Problem description
The records that follow should be retyped word for word.

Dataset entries
----
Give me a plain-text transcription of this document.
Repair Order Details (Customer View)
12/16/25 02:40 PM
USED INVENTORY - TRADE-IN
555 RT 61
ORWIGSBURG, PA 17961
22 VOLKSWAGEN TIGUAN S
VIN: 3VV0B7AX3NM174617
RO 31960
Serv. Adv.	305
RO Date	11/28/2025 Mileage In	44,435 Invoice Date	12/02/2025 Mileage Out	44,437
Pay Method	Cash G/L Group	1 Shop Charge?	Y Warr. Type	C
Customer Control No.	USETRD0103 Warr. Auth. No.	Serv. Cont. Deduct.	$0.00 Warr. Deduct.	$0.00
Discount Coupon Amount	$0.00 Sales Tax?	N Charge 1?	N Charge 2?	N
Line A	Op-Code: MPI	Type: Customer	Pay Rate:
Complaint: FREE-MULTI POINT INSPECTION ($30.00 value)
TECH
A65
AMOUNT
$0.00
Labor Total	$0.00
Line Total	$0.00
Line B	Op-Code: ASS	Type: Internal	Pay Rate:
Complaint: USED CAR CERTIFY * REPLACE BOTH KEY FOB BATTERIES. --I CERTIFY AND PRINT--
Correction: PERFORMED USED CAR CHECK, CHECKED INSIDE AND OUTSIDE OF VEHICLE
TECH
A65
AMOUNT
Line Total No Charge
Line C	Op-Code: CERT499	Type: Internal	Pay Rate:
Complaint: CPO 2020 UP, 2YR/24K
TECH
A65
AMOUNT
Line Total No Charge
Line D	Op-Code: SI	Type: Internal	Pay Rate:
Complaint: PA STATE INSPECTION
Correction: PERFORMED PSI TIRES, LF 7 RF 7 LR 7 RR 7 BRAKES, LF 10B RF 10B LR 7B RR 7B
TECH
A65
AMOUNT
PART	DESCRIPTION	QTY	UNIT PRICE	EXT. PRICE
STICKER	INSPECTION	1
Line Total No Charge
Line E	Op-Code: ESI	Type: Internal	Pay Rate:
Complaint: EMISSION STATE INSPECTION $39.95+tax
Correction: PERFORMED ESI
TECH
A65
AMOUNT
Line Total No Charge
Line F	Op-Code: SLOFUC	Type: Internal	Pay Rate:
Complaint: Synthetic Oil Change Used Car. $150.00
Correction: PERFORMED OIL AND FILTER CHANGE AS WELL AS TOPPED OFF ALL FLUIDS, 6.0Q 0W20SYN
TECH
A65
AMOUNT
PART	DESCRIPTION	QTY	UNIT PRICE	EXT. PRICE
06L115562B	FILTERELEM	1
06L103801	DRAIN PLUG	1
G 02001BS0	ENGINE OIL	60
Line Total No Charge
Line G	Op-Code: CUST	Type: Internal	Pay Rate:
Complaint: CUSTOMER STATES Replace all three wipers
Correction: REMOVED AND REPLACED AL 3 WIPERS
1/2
----
Response for this exercise
Give me a plain-text transcription of this document.
Repair Order Details (Customer View)
12/16/25 02:40 PM
USED INVENTORY - TRADE-IN
555 RT 61
ORWIGSBURG, PA 17961
22 VOLKSWAGEN TIGUAN S
VIN: 3VV0B7AX3NM174617
RO 31960
Serv. Adv.	305
RO Date	11/28/2025 Mileage In	44,435 Invoice Date	12/02/2025 Mileage Out	44,437
Pay Method	Cash G/L Group	1 Shop Charge?	Y Warr. Type	C
Customer Control No.	USETRD0103 Warr. Auth. No.	Serv. Cont. Deduct.	$0.00 Warr. Deduct.	$0.00
Discount Coupon Amount	$0.00 Sales Tax?	N Charge 1?	N Charge 2?	N
Line A	Op-Code: MPI	Type: Customer	Pay Rate:
Complaint: FREE-MULTI POINT INSPECTION ($30.00 value)
TECH
A65
AMOUNT
$0.00
Labor Total	$0.00
Line Total	$0.00
Line B	Op-Code: ASS	Type: Internal	Pay Rate:
Complaint: USED CAR CERTIFY * REPLACE BOTH KEY FOB BATTERIES. --I CERTIFY AND PRINT--
Correction: PERFORMED USED CAR CHECK, CHECKED INSIDE AND OUTSIDE OF VEHICLE
TECH
A65
AMOUNT
Line Total No Charge
Line C	Op-Code: CERT499	Type: Internal	Pay Rate:
Complaint: CPO 2020 UP, 2YR/24K
TECH
A65
AMOUNT
Line Total No Charge
Line D	Op-Code: SI	Type: Internal	Pay Rate:
Complaint: PA STATE INSPECTION
Correction: PERFORMED PSI TIRES, LF 7 RF 7 LR 7 RR 7 BRAKES, LF 10B RF 10B LR 7B RR 7B
TECH
A65
AMOUNT
PART	DESCRIPTION	QTY	UNIT PRICE	EXT. PRICE
STICKER	INSPECTION	1
Line Total No Charge
Line E	Op-Code: ESI	Type: Internal	Pay Rate:
Complaint: EMISSION STATE INSPECTION $39.95+tax
Correction: PERFORMED ESI
TECH
A65
AMOUNT
Line Total No Charge
Line F	Op-Code: SLOFUC	Type: Internal	Pay Rate:
Complaint: Synthetic Oil Change Used Car. $150.00
Correction: PERFORMED OIL AND FILTER CHANGE AS WELL AS TOPPED OFF ALL FLUIDS, 6.0Q 0W20SYN
TECH
A65
AMOUNT
PART	DESCRIPTION	QTY	UNIT PRICE	EXT. PRICE
06L115562B	FILTERELEM	1
06L103801	DRAIN PLUG	1
G 02001BS0	ENGINE OIL	60
Line Total No Charge
Line G	Op-Code: CUST	Type: Internal	Pay Rate:
Complaint: CUSTOMER STATES Replace all three wipers
Correction: REMOVED AND REPLACED AL 3 WIPERS
1/2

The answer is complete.